*Task*. Every line containing the word "Masui" needs to be found and copied.

*Material to process*.
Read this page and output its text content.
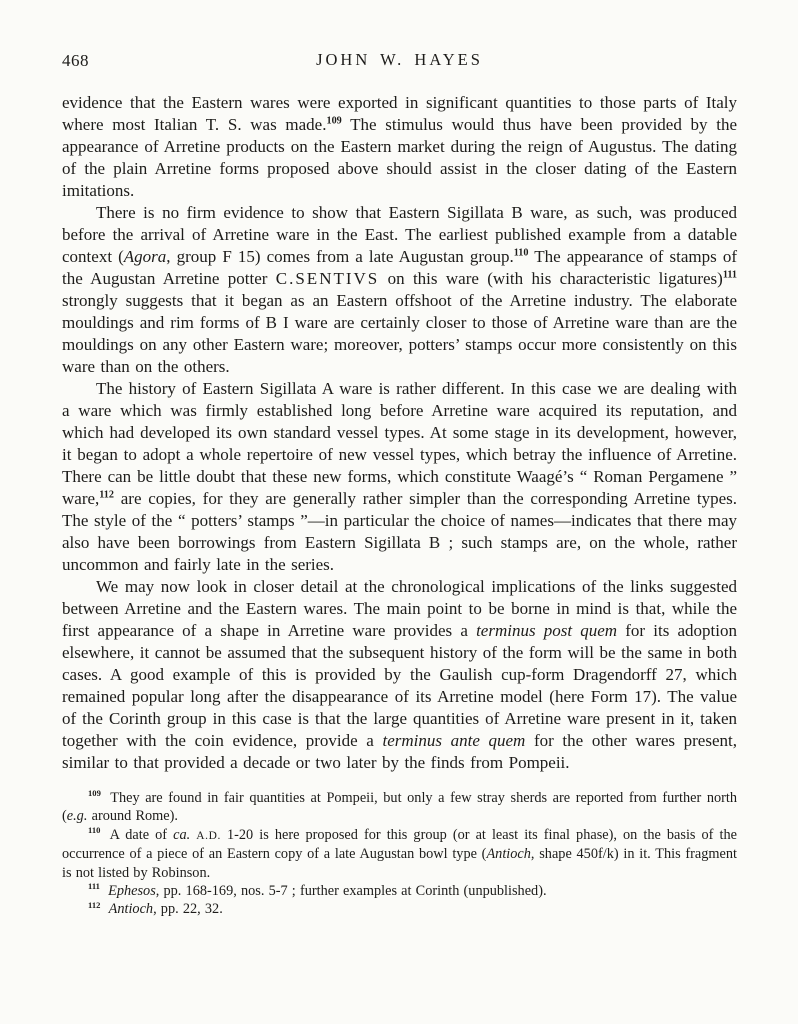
468	JOHN W. HAYES

evidence that the Eastern wares were exported in significant quantities to those parts of Italy where most Italian T. S. was made.$^{109}$ The stimulus would thus have been provided by the appearance of Arretine products on the Eastern market during the reign of Augustus. The dating of the plain Arretine forms proposed above should assist in the closer dating of the Eastern imitations.

There is no firm evidence to show that Eastern Sigillata B ware, as such, was produced before the arrival of Arretine ware in the East. The earliest published example from a datable context (Agora, group F 15) comes from a late Augustan group.$^{110}$ The appearance of stamps of the Augustan Arretine potter C.SENTIVS on this ware (with his characteristic ligatures)$^{111}$ strongly suggests that it began as an Eastern offshoot of the Arretine industry. The elaborate mouldings and rim forms of B I ware are certainly closer to those of Arretine ware than are the mouldings on any other Eastern ware; moreover, potters’ stamps occur more consistently on this ware than on the others.

The history of Eastern Sigillata A ware is rather different. In this case we are dealing with a ware which was firmly established long before Arretine ware acquired its reputation, and which had developed its own standard vessel types. At some stage in its development, however, it began to adopt a whole repertoire of new vessel types, which betray the influence of Arretine. There can be little doubt that these new forms, which constitute Waagé’s “ Roman Pergamene ” ware,$^{112}$ are copies, for they are generally rather simpler than the corresponding Arretine types. The style of the “ potters’ stamps ”—in particular the choice of names—indicates that there may also have been borrowings from Eastern Sigillata B ; such stamps are, on the whole, rather uncommon and fairly late in the series.

We may now look in closer detail at the chronological implications of the links suggested between Arretine and the Eastern wares. The main point to be borne in mind is that, while the first appearance of a shape in Arretine ware provides a terminus post quem for its adoption elsewhere, it cannot be assumed that the subsequent history of the form will be the same in both cases. A good example of this is provided by the Gaulish cup-form Dragendorff 27, which remained popular long after the disappearance of its Arretine model (here Form 17). The value of the Corinth group in this case is that the large quantities of Arretine ware present in it, taken together with the coin evidence, provide a terminus ante quem for the other wares present, similar to that provided a decade or two later by the finds from Pompeii.

$^{109}$ They are found in fair quantities at Pompeii, but only a few stray sherds are reported from further north (e.g. around Rome).

$^{110}$ A date of ca. A.D. 1-20 is here proposed for this group (or at least its final phase), on the basis of the occurrence of a piece of an Eastern copy of a late Augustan bowl type (Antioch, shape 450f/k) in it. This fragment is not listed by Robinson.

$^{111}$ Ephesos, pp. 168-169, nos. 5-7 ; further examples at Corinth (unpublished).

$^{112}$ Antioch, pp. 22, 32.
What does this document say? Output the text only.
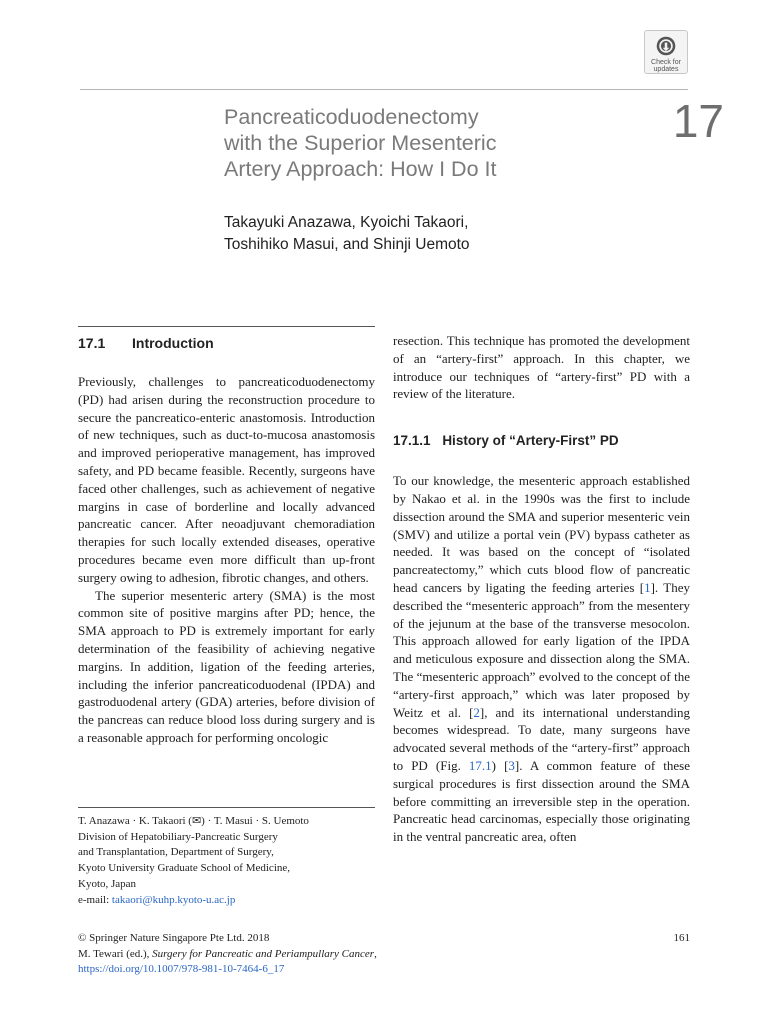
Check for updates
Pancreaticoduodenectomy
with the Superior Mesenteric
Artery Approach: How I Do It
17
Takayuki Anazawa, Kyoichi Takaori,
Toshihiko Masui, and Shinji Uemoto
17.1	Introduction

Previously, challenges to pancreaticoduodenectomy (PD) had arisen during the reconstruction procedure to secure the pancreatico-enteric anastomosis. Introduction of new techniques, such as duct-to-mucosa anastomosis and improved perioperative management, has improved safety, and PD became feasible. Recently, surgeons have faced other challenges, such as achievement of negative margins in case of borderline and locally advanced pancreatic cancer. After neoadjuvant chemoradiation therapies for such locally extended diseases, operative procedures became even more difficult than up-front surgery owing to adhesion, fibrotic changes, and others.

The superior mesenteric artery (SMA) is the most common site of positive margins after PD; hence, the SMA approach to PD is extremely important for early determination of the feasibility of achieving negative margins. In addition, ligation of the feeding arteries, including the inferior pancreaticoduodenal (IPDA) and gastroduodenal artery (GDA) arteries, before division of the pancreas can reduce blood loss during surgery and is a reasonable approach for performing oncologic

resection. This technique has promoted the development of an “artery-first” approach. In this chapter, we introduce our techniques of “artery-first” PD with a review of the literature.

17.1.1 History of “Artery-First” PD

To our knowledge, the mesenteric approach established by Nakao et al. in the 1990s was the first to include dissection around the SMA and superior mesenteric vein (SMV) and utilize a portal vein (PV) bypass catheter as needed. It was based on the concept of “isolated pancreatectomy,” which cuts blood flow of pancreatic head cancers by ligating the feeding arteries [1]. They described the “mesenteric approach” from the mesentery of the jejunum at the base of the transverse mesocolon. This approach allowed for early ligation of the IPDA and meticulous exposure and dissection along the SMA. The “mesenteric approach” evolved to the concept of the “artery-first approach,” which was later proposed by Weitz et al. [2], and its international understanding becomes widespread. To date, many surgeons have advocated several methods of the “artery-first” approach to PD (Fig. 17.1) [3]. A common feature of these surgical procedures is first dissection around the SMA before committing an irreversible step in the operation. Pancreatic head carcinomas, especially those originating in the ventral pancreatic area, often

T. Anazawa · K. Takaori (✉) · T. Masui · S. Uemoto
Division of Hepatobiliary-Pancreatic Surgery
and Transplantation, Department of Surgery,
Kyoto University Graduate School of Medicine,
Kyoto, Japan
e-mail: takaori@kuhp.kyoto-u.ac.jp
© Springer Nature Singapore Pte Ltd. 2018
M. Tewari (ed.), Surgery for Pancreatic and Periampullary Cancer,
https://doi.org/10.1007/978-981-10-7464-6_17
161
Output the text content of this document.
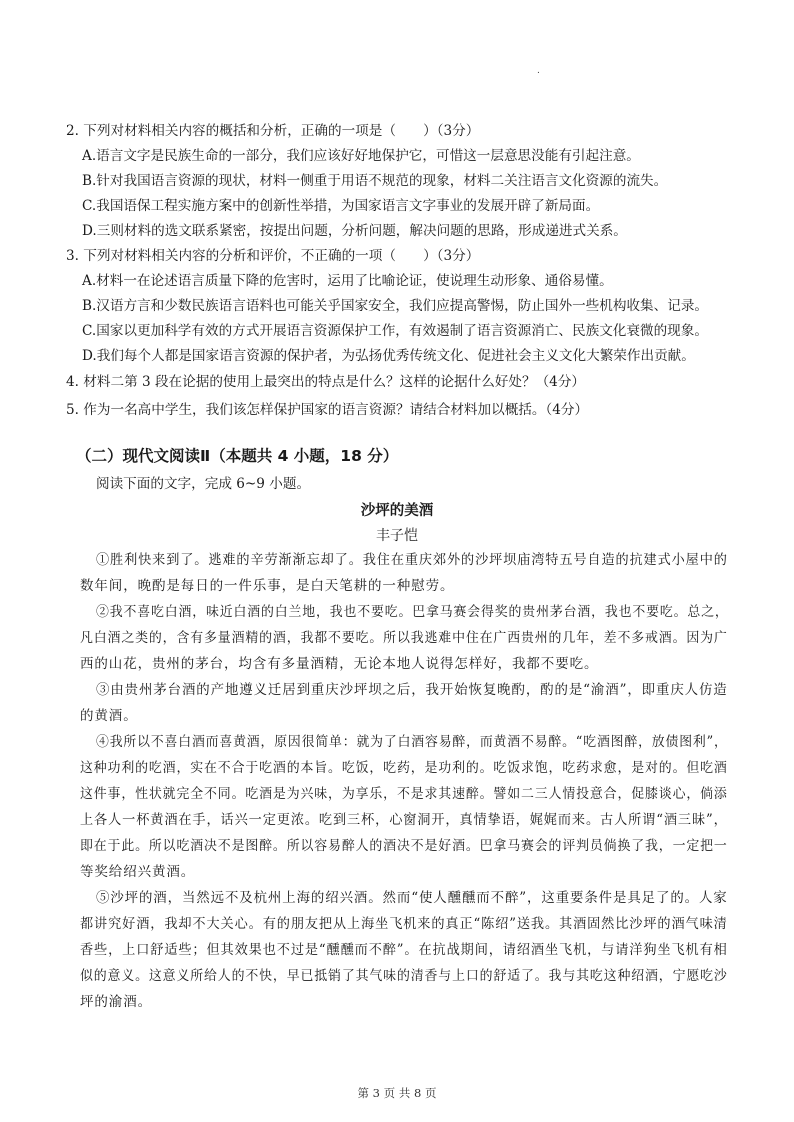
.
2. 下列对材料相关内容的概括和分析，正确的一项是（　　）（3分）
A.语言文字是民族生命的一部分，我们应该好好地保护它，可惜这一层意思没能有引起注意。
B.针对我国语言资源的现状，材料一侧重于用语不规范的现象，材料二关注语言文化资源的流失。
C.我国语保工程实施方案中的创新性举措，为国家语言文字事业的发展开辟了新局面。
D.三则材料的选文联系紧密，按提出问题，分析问题，解决问题的思路，形成递进式关系。
3. 下列对材料相关内容的分析和评价，不正确的一项（　　）（3分）
A.材料一在论述语言质量下降的危害时，运用了比喻论证，使说理生动形象、通俗易懂。
B.汉语方言和少数民族语言语料也可能关乎国家安全，我们应提高警惕，防止国外一些机构收集、记录。
C.国家以更加科学有效的方式开展语言资源保护工作，有效遏制了语言资源消亡、民族文化衰微的现象。
D.我们每个人都是国家语言资源的保护者，为弘扬优秀传统文化、促进社会主义文化大繁荣作出贡献。
4. 材料二第 3 段在论据的使用上最突出的特点是什么？这样的论据什么好处？（4分）
5. 作为一名高中学生，我们该怎样保护国家的语言资源？请结合材料加以概括。（4分）
（二）现代文阅读Ⅱ（本题共 4 小题，18 分）
阅读下面的文字，完成 6~9 小题。
沙坪的美酒
丰子恺
①胜利快来到了。逃难的辛劳渐渐忘却了。我住在重庆郊外的沙坪坝庙湾特五号自造的抗建式小屋中的
数年间，晚酌是每日的一件乐事，是白天笔耕的一种慰劳。
②我不喜吃白酒，味近白酒的白兰地，我也不要吃。巴拿马赛会得奖的贵州茅台酒，我也不要吃。总之，
凡白酒之类的，含有多量酒精的酒，我都不要吃。所以我逃难中住在广西贵州的几年，差不多戒酒。因为广
西的山花，贵州的茅台，均含有多量酒精，无论本地人说得怎样好，我都不要吃。
③由贵州茅台酒的产地遵义迁居到重庆沙坪坝之后，我开始恢复晚酌，酌的是“渝酒”，即重庆人仿造
的黄酒。
④我所以不喜白酒而喜黄酒，原因很简单：就为了白酒容易醉，而黄酒不易醉。“吃酒图醉，放债图利”，
这种功利的吃酒，实在不合于吃酒的本旨。吃饭，吃药，是功利的。吃饭求饱，吃药求愈，是对的。但吃酒
这件事，性状就完全不同。吃酒是为兴味，为享乐，不是求其速醉。譬如二三人情投意合，促膝谈心，倘添
上各人一杯黄酒在手，话兴一定更浓。吃到三杯，心窗洞开，真情挚语，娓娓而来。古人所谓“酒三昧”，
即在于此。所以吃酒决不是图醉。所以容易醉人的酒决不是好酒。巴拿马赛会的评判员倘换了我，一定把一
等奖给绍兴黄酒。
⑤沙坪的酒，当然远不及杭州上海的绍兴酒。然而“使人醺醺而不醉”，这重要条件是具足了的。人家
都讲究好酒，我却不大关心。有的朋友把从上海坐飞机来的真正“陈绍”送我。其酒固然比沙坪的酒气味清
香些，上口舒适些；但其效果也不过是“醺醺而不醉”。在抗战期间，请绍酒坐飞机，与请洋狗坐飞机有相
似的意义。这意义所给人的不快，早已抵销了其气味的清香与上口的舒适了。我与其吃这种绍酒，宁愿吃沙
坪的渝酒。
第 3 页 共 8 页
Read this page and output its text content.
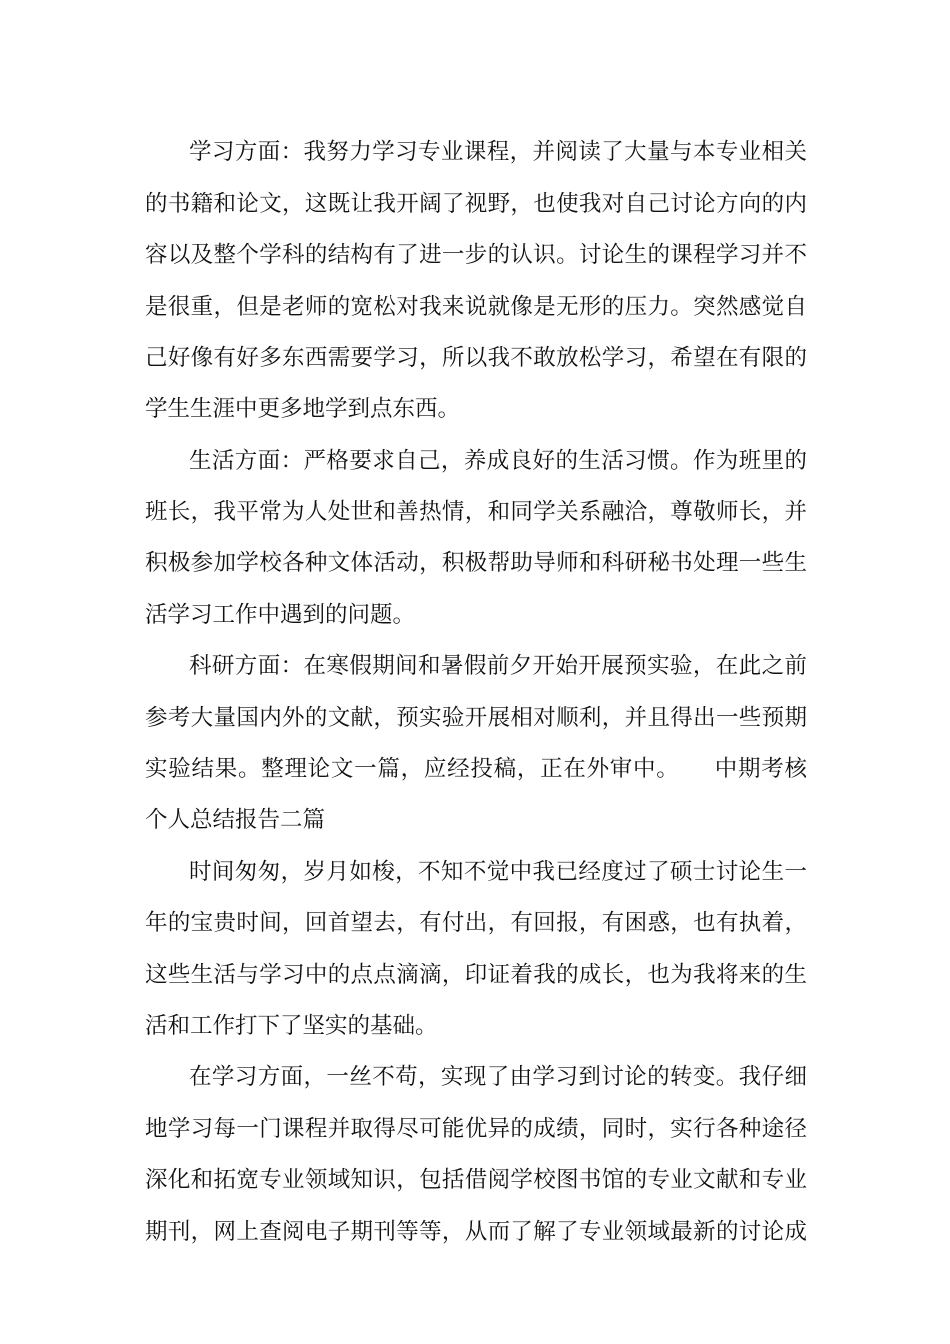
学习方面：我努力学习专业课程，并阅读了大量与本专业相关
的书籍和论文，这既让我开阔了视野，也使我对自己讨论方向的内
容以及整个学科的结构有了进一步的认识。讨论生的课程学习并不
是很重，但是老师的宽松对我来说就像是无形的压力。突然感觉自
己好像有好多东西需要学习，所以我不敢放松学习，希望在有限的
学生生涯中更多地学到点东西。
生活方面：严格要求自己，养成良好的生活习惯。作为班里的
班长，我平常为人处世和善热情，和同学关系融洽，尊敬师长，并
积极参加学校各种文体活动，积极帮助导师和科研秘书处理一些生
活学习工作中遇到的问题。
科研方面：在寒假期间和暑假前夕开始开展预实验，在此之前
参考大量国内外的文献，预实验开展相对顺利，并且得出一些预期
实验结果。整理论文一篇，应经投稿，正在外审中。　　中期考核
个人总结报告二篇
时间匆匆，岁月如梭，不知不觉中我已经度过了硕士讨论生一
年的宝贵时间，回首望去，有付出，有回报，有困惑，也有执着，
这些生活与学习中的点点滴滴，印证着我的成长，也为我将来的生
活和工作打下了坚实的基础。
在学习方面，一丝不苟，实现了由学习到讨论的转变。我仔细
地学习每一门课程并取得尽可能优异的成绩，同时，实行各种途径
深化和拓宽专业领域知识，包括借阅学校图书馆的专业文献和专业
期刊，网上查阅电子期刊等等，从而了解了专业领域最新的讨论成
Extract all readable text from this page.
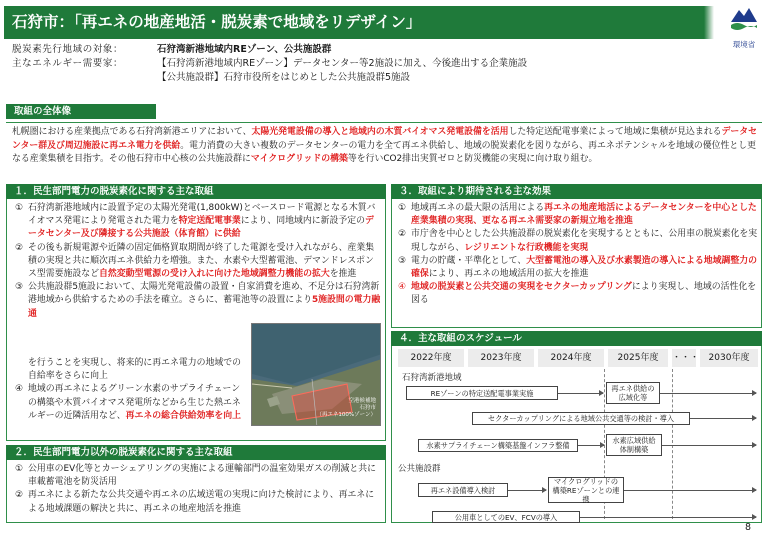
石狩市：「再エネの地産地活・脱炭素で地域をリデザイン」
環境省
脱炭素先行地域の対象：	石狩湾新港地域内REゾーン、公共施設群
主なエネルギー需要家：	【石狩湾新港地域内REゾーン】データセンター等2施設に加え、今後進出する企業施設
【公共施設群】石狩市役所をはじめとした公共施設群5施設
取組の全体像
札幌圏における産業拠点である石狩湾新港エリアにおいて、太陽光発電設備の導入と地域内の木質バイオマス発電設備を活用した特定送配電事業によって地域に集積が見込まれるデータセンター群及び周辺施設に再エネ電力を供給。電力消費の大きい複数のデータセンターの電力を全て再エネ供給し、地域の脱炭素化を図りながら、再エネポテンシャルを地域の優位性とし更なる産業集積を目指す。その他石狩市中心核の公共施設群にマイクログリッドの構築等を行いCO2排出実質ゼロと防災機能の実現に向け取り組む。
１．民生部門電力の脱炭素化に関する主な取組
① 石狩湾新港地域内に設置予定の太陽光発電(1,800kW)とベースロード電源となる木質バイオマス発電により発電された電力を特定送配電事業により、同地域内に新設予定のデータセンター及び隣接する公共施設（体育館）に供給
② その後も新規電源や近隣の固定価格買取期間が終了した電源を受け入れながら、産業集積の実現と共に順次再エネ供給力を増強。また、水素や大型蓄電池、デマンドレスポンス型需要施設など自然変動型電源の受け入れに向けた地域調整力機能の拡大を推進
③ 公共施設群5施設において、太陽光発電設備の設置・自家消費を進め、不足分は石狩湾新港地域から供給するための手法を確立。さらに、蓄電池等の設置により5施設間の電力融通
を行うことを実現し、将来的に再エネ電力の地域での自給率をさらに向上
④ 地域の再エネによるグリーン水素のサプライチェーンの構築や木質バイオマス発電所などから生じた熱エネルギーの近隣活用など、再エネの総合供給効率を向上
空港候補地
石狩市
（再エネ100%ゾーン）
２．民生部門電力以外の脱炭素化に関する主な取組
① 公用車のEV化等とカーシェアリングの実施による運輸部門の温室効果ガスの削減と共に車載蓄電池を防災活用
② 再エネによる新たな公共交通や再エネの広域送電の実現に向けた検討により、再エネによる地域課題の解決と共に、再エネの地産地活を推進
３．取組により期待される主な効果
① 地域再エネの最大限の活用による再エネの地産地活によるデータセンターを中心とした産業集積の実現、更なる再エネ需要家の新規立地を推進
② 市庁舎を中心とした公共施設群の脱炭素化を実現するとともに、公用車の脱炭素化を実現しながら、レジリエントな行政機能を実現
③ 電力の貯蔵・平準化として、大型蓄電池の導入及び水素製造の導入による地域調整力の確保により、再エネの地域活用の拡大を推進
④ 地域の脱炭素と公共交通の実現をセクターカップリングにより実現し、地域の活性化を図る
４．主な取組のスケジュール
2022年度	2023年度	2024年度	2025年度	・・・	2030年度
石狩湾新港地域
REゾーンの特定送配電事業実施	再エネ供給の広域化等
セクターカップリングによる地域公共交通等の検討・導入
水素サプライチェーン構築基盤インフラ整備
水素広域供給体制構築
公共施設群
再エネ設備導入検討
マイクログリッドの構築REゾーンとの連携
公用車としてのEV、FCVの導入
8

*Task output*.
Toshihiko Masui, and Shinji Uemoto
T. Anazawa · K. Takaori (✉) · T. Masui · S. Uemoto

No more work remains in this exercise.